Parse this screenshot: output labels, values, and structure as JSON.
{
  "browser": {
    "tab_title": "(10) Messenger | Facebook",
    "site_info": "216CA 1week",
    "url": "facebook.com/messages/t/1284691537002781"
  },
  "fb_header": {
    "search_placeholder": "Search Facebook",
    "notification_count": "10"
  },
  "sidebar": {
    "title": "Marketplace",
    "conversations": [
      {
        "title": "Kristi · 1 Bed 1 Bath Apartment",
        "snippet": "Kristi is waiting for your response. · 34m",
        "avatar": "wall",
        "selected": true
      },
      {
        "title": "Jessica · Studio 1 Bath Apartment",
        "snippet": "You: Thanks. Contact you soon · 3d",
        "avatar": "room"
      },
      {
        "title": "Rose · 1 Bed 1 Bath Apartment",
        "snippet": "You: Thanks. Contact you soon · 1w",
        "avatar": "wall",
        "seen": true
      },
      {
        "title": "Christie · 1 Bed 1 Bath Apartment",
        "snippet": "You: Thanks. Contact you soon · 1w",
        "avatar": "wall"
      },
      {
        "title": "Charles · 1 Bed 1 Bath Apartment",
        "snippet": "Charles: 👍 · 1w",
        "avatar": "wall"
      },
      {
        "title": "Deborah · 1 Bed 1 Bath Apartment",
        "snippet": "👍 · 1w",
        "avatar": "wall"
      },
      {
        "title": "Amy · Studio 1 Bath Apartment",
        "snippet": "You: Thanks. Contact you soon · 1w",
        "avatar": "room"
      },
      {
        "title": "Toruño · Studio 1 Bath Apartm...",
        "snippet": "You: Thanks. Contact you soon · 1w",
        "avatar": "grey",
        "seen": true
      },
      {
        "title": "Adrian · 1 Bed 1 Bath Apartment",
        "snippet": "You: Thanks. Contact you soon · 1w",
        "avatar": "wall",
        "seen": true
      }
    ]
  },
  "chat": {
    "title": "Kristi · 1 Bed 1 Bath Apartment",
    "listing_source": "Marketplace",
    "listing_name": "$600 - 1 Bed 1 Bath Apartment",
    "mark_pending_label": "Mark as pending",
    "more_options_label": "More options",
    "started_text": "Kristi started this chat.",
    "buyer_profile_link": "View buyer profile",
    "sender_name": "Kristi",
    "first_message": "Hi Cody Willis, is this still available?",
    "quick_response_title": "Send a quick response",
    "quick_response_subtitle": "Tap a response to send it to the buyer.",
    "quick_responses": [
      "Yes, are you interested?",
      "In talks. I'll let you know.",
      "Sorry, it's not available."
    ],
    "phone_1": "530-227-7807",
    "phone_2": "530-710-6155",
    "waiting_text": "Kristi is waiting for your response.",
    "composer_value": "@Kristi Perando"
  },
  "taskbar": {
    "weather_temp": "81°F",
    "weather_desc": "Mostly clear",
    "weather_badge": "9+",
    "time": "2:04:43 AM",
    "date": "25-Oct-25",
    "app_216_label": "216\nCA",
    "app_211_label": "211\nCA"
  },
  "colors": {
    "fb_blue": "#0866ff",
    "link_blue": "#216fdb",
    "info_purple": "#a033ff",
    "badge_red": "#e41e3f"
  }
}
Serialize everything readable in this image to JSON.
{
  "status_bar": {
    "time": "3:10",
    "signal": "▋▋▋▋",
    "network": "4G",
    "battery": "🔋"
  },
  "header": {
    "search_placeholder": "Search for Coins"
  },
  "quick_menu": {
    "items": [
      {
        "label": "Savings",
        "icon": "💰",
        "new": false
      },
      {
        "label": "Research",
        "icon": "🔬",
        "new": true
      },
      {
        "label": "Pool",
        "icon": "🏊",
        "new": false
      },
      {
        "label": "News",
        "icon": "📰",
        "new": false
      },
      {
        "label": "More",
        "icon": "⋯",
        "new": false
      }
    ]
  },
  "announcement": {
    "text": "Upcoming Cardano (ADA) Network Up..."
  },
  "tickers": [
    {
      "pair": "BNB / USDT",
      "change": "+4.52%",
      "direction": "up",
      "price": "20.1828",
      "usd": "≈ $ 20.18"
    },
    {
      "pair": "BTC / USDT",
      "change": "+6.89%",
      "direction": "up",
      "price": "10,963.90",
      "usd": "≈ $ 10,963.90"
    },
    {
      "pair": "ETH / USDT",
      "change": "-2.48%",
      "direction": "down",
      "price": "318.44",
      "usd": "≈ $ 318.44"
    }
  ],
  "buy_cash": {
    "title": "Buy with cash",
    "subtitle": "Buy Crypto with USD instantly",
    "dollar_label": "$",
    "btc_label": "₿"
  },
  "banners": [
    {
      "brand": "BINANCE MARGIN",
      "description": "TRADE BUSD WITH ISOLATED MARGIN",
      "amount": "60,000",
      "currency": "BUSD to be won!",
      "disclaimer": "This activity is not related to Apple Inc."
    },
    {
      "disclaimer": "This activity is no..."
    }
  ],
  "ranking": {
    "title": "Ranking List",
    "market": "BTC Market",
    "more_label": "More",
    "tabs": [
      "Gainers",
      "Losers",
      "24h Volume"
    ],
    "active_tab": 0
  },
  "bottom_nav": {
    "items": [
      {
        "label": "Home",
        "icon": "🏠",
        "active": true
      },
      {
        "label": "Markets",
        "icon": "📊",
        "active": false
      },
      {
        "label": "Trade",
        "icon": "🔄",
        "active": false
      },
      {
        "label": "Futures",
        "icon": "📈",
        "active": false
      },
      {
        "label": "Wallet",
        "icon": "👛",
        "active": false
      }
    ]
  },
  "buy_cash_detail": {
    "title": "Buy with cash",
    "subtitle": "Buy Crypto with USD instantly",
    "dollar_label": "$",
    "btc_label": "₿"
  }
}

:: Task description ::
Extract all of the data above without altering anything.

:: Reply to the task ::
Parse this screenshot: output labels, values, and structure as JSON.
{
  "browser": {
    "tab_title": "(10) Messenger | Facebook",
    "site_info": "216CA 1week",
    "url": "facebook.com/messages/t/1284691537002781"
  },
  "fb_header": {
    "search_placeholder": "Search Facebook",
    "notification_count": "10"
  },
  "sidebar": {
    "title": "Marketplace",
    "conversations": [
      {
        "title": "Kristi · 1 Bed 1 Bath Apartment",
        "snippet": "Kristi is waiting for your response. · 34m",
        "avatar": "wall",
        "selected": true
      },
      {
        "title": "Jessica · Studio 1 Bath Apartment",
        "snippet": "You: Thanks. Contact you soon · 3d",
        "avatar": "room"
      },
      {
        "title": "Rose · 1 Bed 1 Bath Apartment",
        "snippet": "You: Thanks. Contact you soon · 1w",
        "avatar": "wall",
        "seen": true
      },
      {
        "title": "Christie · 1 Bed 1 Bath Apartment",
        "snippet": "You: Thanks. Contact you soon · 1w",
        "avatar": "wall"
      },
      {
        "title": "Charles · 1 Bed 1 Bath Apartment",
        "snippet": "Charles: 👍 · 1w",
        "avatar": "wall"
      },
      {
        "title": "Deborah · 1 Bed 1 Bath Apartment",
        "snippet": "👍 · 1w",
        "avatar": "wall"
      },
      {
        "title": "Amy · Studio 1 Bath Apartment",
        "snippet": "You: Thanks. Contact you soon · 1w",
        "avatar": "room"
      },
      {
        "title": "Toruño · Studio 1 Bath Apartm...",
        "snippet": "You: Thanks. Contact you soon · 1w",
        "avatar": "grey",
        "seen": true
      },
      {
        "title": "Adrian · 1 Bed 1 Bath Apartment",
        "snippet": "You: Thanks. Contact you soon · 1w",
        "avatar": "wall",
        "seen": true
      }
    ]
  },
  "chat": {
    "title": "Kristi · 1 Bed 1 Bath Apartment",
    "listing_source": "Marketplace",
    "listing_name": "$600 - 1 Bed 1 Bath Apartment",
    "mark_pending_label": "Mark as pending",
    "more_options_label": "More options",
    "started_text": "Kristi started this chat.",
    "buyer_profile_link": "View buyer profile",
    "sender_name": "Kristi",
    "first_message": "Hi Cody Willis, is this still available?",
    "quick_response_title": "Send a quick response",
    "quick_response_subtitle": "Tap a response to send it to the buyer.",
    "quick_responses": [
      "Yes, are you interested?",
      "In talks. I'll let you know.",
      "Sorry, it's not available."
    ],
    "phone_1": "530-227-7807",
    "phone_2": "530-710-6155",
    "waiting_text": "Kristi is waiting for your response.",
    "composer_value": "@Kristi Perando"
  },
  "taskbar": {
    "weather_temp": "81°F",
    "weather_desc": "Mostly clear",
    "weather_badge": "9+",
    "time": "2:04:43 AM",
    "date": "25-Oct-25",
    "app_216_label": "216\nCA",
    "app_211_label": "211\nCA"
  },
  "colors": {
    "fb_blue": "#0866ff",
    "link_blue": "#216fdb",
    "info_purple": "#a033ff",
    "badge_red": "#e41e3f"
  }
}
Serialize everything readable in this image to JSON.
{
  "status_bar": {
    "time": "3:10",
    "signal": "▋▋▋▋",
    "network": "4G",
    "battery": "🔋"
  },
  "header": {
    "search_placeholder": "Search for Coins"
  },
  "quick_menu": {
    "items": [
      {
        "label": "Savings",
        "icon": "💰",
        "new": false
      },
      {
        "label": "Research",
        "icon": "🔬",
        "new": true
      },
      {
        "label": "Pool",
        "icon": "🏊",
        "new": false
      },
      {
        "label": "News",
        "icon": "📰",
        "new": false
      },
      {
        "label": "More",
        "icon": "⋯",
        "new": false
      }
    ]
  },
  "announcement": {
    "text": "Upcoming Cardano (ADA) Network Up..."
  },
  "tickers": [
    {
      "pair": "BNB / USDT",
      "change": "+4.52%",
      "direction": "up",
      "price": "20.1828",
      "usd": "≈ $ 20.18"
    },
    {
      "pair": "BTC / USDT",
      "change": "+6.89%",
      "direction": "up",
      "price": "10,963.90",
      "usd": "≈ $ 10,963.90"
    },
    {
      "pair": "ETH / USDT",
      "change": "-2.48%",
      "direction": "down",
      "price": "318.44",
      "usd": "≈ $ 318.44"
    }
  ],
  "buy_cash": {
    "title": "Buy with cash",
    "subtitle": "Buy Crypto with USD instantly",
    "dollar_label": "$",
    "btc_label": "₿"
  },
  "banners": [
    {
      "brand": "BINANCE MARGIN",
      "description": "TRADE BUSD WITH ISOLATED MARGIN",
      "amount": "60,000",
      "currency": "BUSD to be won!",
      "disclaimer": "This activity is not related to Apple Inc."
    },
    {
      "disclaimer": "This activity is no..."
    }
  ],
  "ranking": {
    "title": "Ranking List",
    "market": "BTC Market",
    "more_label": "More",
    "tabs": [
      "Gainers",
      "Losers",
      "24h Volume"
    ],
    "active_tab": 0
  },
  "bottom_nav": {
    "items": [
      {
        "label": "Home",
        "icon": "🏠",
        "active": true
      },
      {
        "label": "Markets",
        "icon": "📊",
        "active": false
      },
      {
        "label": "Trade",
        "icon": "🔄",
        "active": false
      },
      {
        "label": "Futures",
        "icon": "📈",
        "active": false
      },
      {
        "label": "Wallet",
        "icon": "👛",
        "active": false
      }
    ]
  },
  "buy_cash_detail": {
    "title": "Buy with cash",
    "subtitle": "Buy Crypto with USD instantly",
    "dollar_label": "$",
    "btc_label": "₿"
  }
}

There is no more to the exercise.